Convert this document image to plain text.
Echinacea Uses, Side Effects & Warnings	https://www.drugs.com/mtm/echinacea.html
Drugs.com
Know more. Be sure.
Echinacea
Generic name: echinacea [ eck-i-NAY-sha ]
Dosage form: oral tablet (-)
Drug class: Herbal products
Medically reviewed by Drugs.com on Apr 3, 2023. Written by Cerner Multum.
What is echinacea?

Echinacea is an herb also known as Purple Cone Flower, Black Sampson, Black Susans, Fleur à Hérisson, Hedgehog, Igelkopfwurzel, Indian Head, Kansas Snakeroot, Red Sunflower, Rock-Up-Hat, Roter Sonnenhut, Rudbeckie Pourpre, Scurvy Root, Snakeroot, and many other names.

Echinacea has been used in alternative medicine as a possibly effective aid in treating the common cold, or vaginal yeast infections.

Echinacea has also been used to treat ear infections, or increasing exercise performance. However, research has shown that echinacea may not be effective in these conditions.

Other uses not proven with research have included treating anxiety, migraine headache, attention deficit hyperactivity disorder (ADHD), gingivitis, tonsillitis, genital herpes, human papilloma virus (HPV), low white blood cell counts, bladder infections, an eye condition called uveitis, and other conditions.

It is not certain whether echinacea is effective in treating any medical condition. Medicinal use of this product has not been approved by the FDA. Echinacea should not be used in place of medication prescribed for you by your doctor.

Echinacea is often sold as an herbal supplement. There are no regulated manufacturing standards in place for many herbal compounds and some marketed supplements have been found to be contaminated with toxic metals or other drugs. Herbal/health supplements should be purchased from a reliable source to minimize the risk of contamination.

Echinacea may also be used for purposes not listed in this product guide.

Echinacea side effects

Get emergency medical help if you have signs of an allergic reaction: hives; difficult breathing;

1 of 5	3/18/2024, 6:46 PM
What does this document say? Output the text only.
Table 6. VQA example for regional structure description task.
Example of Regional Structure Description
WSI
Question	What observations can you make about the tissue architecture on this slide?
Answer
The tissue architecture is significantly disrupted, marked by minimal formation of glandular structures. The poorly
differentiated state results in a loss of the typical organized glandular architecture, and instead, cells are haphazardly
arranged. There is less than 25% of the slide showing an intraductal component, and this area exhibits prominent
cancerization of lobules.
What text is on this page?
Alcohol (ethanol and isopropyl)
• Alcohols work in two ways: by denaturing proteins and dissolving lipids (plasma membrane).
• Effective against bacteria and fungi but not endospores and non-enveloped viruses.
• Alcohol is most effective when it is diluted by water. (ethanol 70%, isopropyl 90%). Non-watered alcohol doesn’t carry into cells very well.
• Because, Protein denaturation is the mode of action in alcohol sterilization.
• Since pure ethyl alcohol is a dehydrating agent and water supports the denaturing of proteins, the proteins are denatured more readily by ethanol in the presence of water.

- - -

Extract every line above containing the word "isopropyl".

Alcohol (ethanol and isopropyl)
• Alcohol is most effective when it is diluted by water. (ethanol 70%, isopropyl 90%). Non-watered alcohol doesn’t carry into cells very well.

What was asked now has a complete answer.